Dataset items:
___
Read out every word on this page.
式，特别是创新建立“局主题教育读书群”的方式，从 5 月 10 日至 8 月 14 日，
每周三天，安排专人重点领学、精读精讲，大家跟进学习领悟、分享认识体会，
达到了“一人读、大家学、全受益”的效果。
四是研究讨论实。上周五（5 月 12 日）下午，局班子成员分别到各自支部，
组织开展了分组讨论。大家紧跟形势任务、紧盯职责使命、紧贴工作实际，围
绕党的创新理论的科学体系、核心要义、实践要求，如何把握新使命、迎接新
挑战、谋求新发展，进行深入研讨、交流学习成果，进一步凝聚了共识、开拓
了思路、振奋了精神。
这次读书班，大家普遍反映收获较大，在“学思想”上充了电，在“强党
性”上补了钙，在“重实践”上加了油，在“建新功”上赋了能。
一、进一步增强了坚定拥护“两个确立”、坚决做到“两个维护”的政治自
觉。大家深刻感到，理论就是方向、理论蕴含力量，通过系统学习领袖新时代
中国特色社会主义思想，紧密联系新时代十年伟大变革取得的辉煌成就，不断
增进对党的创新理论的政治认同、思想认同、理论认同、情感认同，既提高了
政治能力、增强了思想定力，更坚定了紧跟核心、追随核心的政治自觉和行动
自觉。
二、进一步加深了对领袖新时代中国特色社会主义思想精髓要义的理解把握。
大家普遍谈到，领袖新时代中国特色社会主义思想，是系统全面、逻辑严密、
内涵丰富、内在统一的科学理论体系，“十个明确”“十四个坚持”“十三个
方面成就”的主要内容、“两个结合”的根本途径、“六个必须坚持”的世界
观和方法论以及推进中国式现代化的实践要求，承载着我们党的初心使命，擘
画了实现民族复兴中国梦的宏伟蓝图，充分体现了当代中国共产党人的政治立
___
▶ **WORK TO BE COMPLETED**: Repeat the data exactly. Leave nothing out.

▶ **EXPECTED OUTPUT**:
Read out every word on this page.
式，特别是创新建立“局主题教育读书群”的方式，从 5 月 10 日至 8 月 14 日，
每周三天，安排专人重点领学、精读精讲，大家跟进学习领悟、分享认识体会，
达到了“一人读、大家学、全受益”的效果。
四是研究讨论实。上周五（5 月 12 日）下午，局班子成员分别到各自支部，
组织开展了分组讨论。大家紧跟形势任务、紧盯职责使命、紧贴工作实际，围
绕党的创新理论的科学体系、核心要义、实践要求，如何把握新使命、迎接新
挑战、谋求新发展，进行深入研讨、交流学习成果，进一步凝聚了共识、开拓
了思路、振奋了精神。
这次读书班，大家普遍反映收获较大，在“学思想”上充了电，在“强党
性”上补了钙，在“重实践”上加了油，在“建新功”上赋了能。
一、进一步增强了坚定拥护“两个确立”、坚决做到“两个维护”的政治自
觉。大家深刻感到，理论就是方向、理论蕴含力量，通过系统学习领袖新时代
中国特色社会主义思想，紧密联系新时代十年伟大变革取得的辉煌成就，不断
增进对党的创新理论的政治认同、思想认同、理论认同、情感认同，既提高了
政治能力、增强了思想定力，更坚定了紧跟核心、追随核心的政治自觉和行动
自觉。
二、进一步加深了对领袖新时代中国特色社会主义思想精髓要义的理解把握。
大家普遍谈到，领袖新时代中国特色社会主义思想，是系统全面、逻辑严密、
内涵丰富、内在统一的科学理论体系，“十个明确”“十四个坚持”“十三个
方面成就”的主要内容、“两个结合”的根本途径、“六个必须坚持”的世界
观和方法论以及推进中国式现代化的实践要求，承载着我们党的初心使命，擘
画了实现民族复兴中国梦的宏伟蓝图，充分体现了当代中国共产党人的政治立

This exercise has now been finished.